### INSTRUCTION
Find and copy lines holding "vártam".
--- begin EXCERPTED RECORDS ---
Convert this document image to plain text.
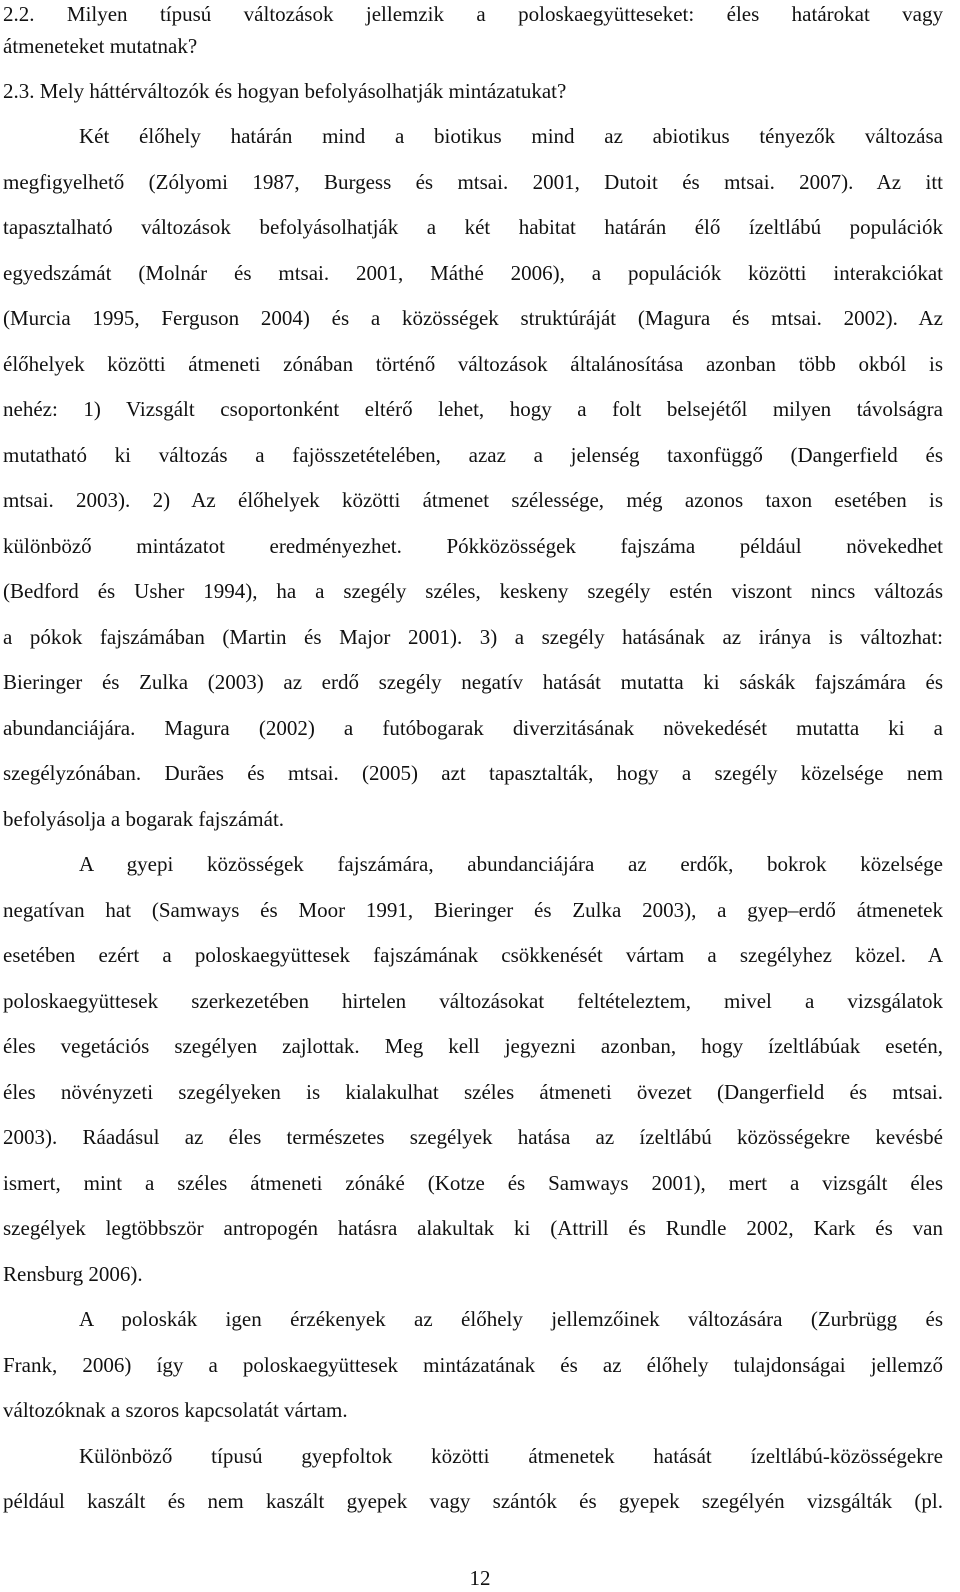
2.2. Milyen típusú változások jellemzik a poloskaegyütteseket: éles határokat vagy
átmeneteket mutatnak?
2.3. Mely háttérváltozók és hogyan befolyásolhatják mintázatukat?
Két élőhely határán mind a biotikus mind az abiotikus tényezők változása
megfigyelhető (Zólyomi 1987, Burgess és mtsai. 2001, Dutoit és mtsai. 2007). Az itt
tapasztalható változások befolyásolhatják a két habitat határán élő ízeltlábú populációk
egyedszámát (Molnár és mtsai. 2001, Máthé 2006), a populációk közötti interakciókat
(Murcia 1995, Ferguson 2004) és a közösségek struktúráját (Magura és mtsai. 2002). Az
élőhelyek közötti átmeneti zónában történő változások általánosítása azonban több okból is
nehéz: 1) Vizsgált csoportonként eltérő lehet, hogy a folt belsejétől milyen távolságra
mutatható ki változás a fajösszetételében, azaz a jelenség taxonfüggő (Dangerfield és
mtsai. 2003). 2) Az élőhelyek közötti átmenet szélessége, még azonos taxon esetében is
különböző mintázatot eredményezhet. Pókközösségek fajszáma például növekedhet
(Bedford és Usher 1994), ha a szegély széles, keskeny szegély estén viszont nincs változás
a pókok fajszámában (Martin és Major 2001). 3) a szegély hatásának az iránya is változhat:
Bieringer és Zulka (2003) az erdő szegély negatív hatását mutatta ki sáskák fajszámára és
abundanciájára. Magura (2002) a futóbogarak diverzitásának növekedését mutatta ki a
szegélyzónában. Durães és mtsai. (2005) azt tapasztalták, hogy a szegély közelsége nem
befolyásolja a bogarak fajszámát.
A gyepi közösségek fajszámára, abundanciájára az erdők, bokrok közelsége
negatívan hat (Samways és Moor 1991, Bieringer és Zulka 2003), a gyep–erdő átmenetek
esetében ezért a poloskaegyüttesek fajszámának csökkenését vártam a szegélyhez közel. A
poloskaegyüttesek szerkezetében hirtelen változásokat feltételeztem, mivel a vizsgálatok
éles vegetációs szegélyen zajlottak. Meg kell jegyezni azonban, hogy ízeltlábúak esetén,
éles növényzeti szegélyeken is kialakulhat széles átmeneti övezet (Dangerfield és mtsai.
2003). Ráadásul az éles természetes szegélyek hatása az ízeltlábú közösségekre kevésbé
ismert, mint a széles átmeneti zónáké (Kotze és Samways 2001), mert a vizsgált éles
szegélyek legtöbbször antropogén hatásra alakultak ki (Attrill és Rundle 2002, Kark és van
Rensburg 2006).
A poloskák igen érzékenyek az élőhely jellemzőinek változására (Zurbrügg és
Frank, 2006) így a poloskaegyüttesek mintázatának és az élőhely tulajdonságai jellemző
változóknak a szoros kapcsolatát vártam.
Különböző típusú gyepfoltok közötti átmenetek hatását ízeltlábú-közösségekre
például kaszált és nem kaszált gyepek vagy szántók és gyepek szegélyén vizsgálták (pl.
12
--- end EXCERPTED RECORDS ---
### RESULT
esetében ezért a poloskaegyüttesek fajszámának csökkenését vártam a szegélyhez közel. A
változóknak a szoros kapcsolatát vártam.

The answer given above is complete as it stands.